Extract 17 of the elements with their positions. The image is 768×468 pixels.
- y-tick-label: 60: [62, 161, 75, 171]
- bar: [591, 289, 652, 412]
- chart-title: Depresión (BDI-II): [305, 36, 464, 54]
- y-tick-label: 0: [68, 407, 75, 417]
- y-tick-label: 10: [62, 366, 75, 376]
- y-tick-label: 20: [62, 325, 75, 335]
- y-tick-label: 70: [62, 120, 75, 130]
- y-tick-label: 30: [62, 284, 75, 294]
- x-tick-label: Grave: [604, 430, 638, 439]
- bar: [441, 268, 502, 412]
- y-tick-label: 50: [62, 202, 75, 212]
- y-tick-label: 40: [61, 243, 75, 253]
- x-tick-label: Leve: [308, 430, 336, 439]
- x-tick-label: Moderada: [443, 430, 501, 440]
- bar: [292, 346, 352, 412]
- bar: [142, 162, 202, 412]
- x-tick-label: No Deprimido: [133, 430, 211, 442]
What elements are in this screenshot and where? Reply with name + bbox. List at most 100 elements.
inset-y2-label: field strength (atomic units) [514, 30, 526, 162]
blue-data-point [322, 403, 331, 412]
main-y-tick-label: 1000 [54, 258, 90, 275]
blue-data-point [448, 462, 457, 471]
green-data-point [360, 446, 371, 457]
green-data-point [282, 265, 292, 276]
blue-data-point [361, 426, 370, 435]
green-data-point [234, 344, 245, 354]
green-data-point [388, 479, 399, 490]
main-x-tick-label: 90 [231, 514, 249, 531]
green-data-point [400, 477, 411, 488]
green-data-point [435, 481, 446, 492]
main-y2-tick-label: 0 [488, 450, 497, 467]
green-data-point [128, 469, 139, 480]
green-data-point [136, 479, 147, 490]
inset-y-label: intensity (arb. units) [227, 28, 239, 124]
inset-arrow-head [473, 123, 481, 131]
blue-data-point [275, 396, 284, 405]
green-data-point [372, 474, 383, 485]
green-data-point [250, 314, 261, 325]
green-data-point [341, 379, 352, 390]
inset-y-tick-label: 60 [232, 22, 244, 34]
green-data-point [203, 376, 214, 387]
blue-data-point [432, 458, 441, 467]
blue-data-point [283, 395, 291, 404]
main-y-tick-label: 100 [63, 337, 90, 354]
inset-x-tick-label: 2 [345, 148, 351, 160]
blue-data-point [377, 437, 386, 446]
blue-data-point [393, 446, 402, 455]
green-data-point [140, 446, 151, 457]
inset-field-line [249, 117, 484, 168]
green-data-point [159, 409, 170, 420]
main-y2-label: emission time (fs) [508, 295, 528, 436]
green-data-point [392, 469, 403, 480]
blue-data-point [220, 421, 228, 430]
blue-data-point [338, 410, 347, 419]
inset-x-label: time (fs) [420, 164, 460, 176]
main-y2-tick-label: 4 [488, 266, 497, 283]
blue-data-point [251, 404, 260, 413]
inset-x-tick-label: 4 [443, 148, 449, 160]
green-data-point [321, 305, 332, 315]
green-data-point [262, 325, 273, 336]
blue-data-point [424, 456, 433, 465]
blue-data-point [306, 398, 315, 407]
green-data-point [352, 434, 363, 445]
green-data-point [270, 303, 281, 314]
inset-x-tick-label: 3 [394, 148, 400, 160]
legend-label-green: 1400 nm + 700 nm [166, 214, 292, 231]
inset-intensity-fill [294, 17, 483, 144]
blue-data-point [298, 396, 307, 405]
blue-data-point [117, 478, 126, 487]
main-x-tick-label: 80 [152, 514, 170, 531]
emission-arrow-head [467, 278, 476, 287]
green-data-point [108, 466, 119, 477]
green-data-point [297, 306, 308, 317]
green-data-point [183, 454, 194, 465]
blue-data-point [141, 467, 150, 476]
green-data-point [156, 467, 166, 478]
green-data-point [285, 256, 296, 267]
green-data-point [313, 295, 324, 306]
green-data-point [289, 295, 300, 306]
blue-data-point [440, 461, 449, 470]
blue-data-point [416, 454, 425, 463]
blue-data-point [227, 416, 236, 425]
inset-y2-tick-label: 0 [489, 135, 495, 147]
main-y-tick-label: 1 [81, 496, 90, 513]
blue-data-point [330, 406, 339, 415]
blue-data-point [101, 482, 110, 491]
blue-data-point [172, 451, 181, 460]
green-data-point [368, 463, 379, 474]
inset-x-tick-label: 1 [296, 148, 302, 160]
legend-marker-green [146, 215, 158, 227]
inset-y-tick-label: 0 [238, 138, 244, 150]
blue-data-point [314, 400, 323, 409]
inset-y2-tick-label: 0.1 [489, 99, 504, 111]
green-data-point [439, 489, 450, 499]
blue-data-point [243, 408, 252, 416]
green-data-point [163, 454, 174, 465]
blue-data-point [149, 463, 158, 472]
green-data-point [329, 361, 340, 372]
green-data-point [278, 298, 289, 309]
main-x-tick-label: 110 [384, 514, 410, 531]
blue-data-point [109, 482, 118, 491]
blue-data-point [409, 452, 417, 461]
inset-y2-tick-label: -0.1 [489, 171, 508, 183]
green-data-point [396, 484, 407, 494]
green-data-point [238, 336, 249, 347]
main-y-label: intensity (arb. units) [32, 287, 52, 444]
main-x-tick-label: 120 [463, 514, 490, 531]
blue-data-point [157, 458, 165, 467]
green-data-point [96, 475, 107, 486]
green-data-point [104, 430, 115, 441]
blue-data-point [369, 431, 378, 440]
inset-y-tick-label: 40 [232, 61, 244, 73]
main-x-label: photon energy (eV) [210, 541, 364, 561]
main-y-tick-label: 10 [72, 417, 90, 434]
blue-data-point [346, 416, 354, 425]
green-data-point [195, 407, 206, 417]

- _WORK REQUIRED_
Find every line in the material above that contains the string "units", matching case exactly, and copy each of those lines.

- _REPLY TO THE TASK_
inset-y2-label: field strength (atomic units) [514, 30, 526, 162]
inset-y-label: intensity (arb. units) [227, 28, 239, 124]
main-y-label: intensity (arb. units) [32, 287, 52, 444]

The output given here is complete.